***** DATA SHOWN

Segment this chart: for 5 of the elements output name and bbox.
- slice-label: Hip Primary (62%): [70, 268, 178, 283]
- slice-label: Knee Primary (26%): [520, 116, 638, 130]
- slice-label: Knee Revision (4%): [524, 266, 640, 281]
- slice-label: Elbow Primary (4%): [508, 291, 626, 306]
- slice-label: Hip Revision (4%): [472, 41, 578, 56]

**********

▶ [DESCRIPTION OF THE TASK] Present these lines as a numbered list, omitting any blank lines, and cover all the records.

▶ [COMPLETE RESPONSE]
1. Segment this chart: for 5 of the elements output name and bbox.
2. - slice-label: Hip Primary (62%): [70, 268, 178, 283]
3. - slice-label: Knee Primary (26%): [520, 116, 638, 130]
4. - slice-label: Knee Revision (4%): [524, 266, 640, 281]
5. - slice-label: Elbow Primary (4%): [508, 291, 626, 306]
6. - slice-label: Hip Revision (4%): [472, 41, 578, 56]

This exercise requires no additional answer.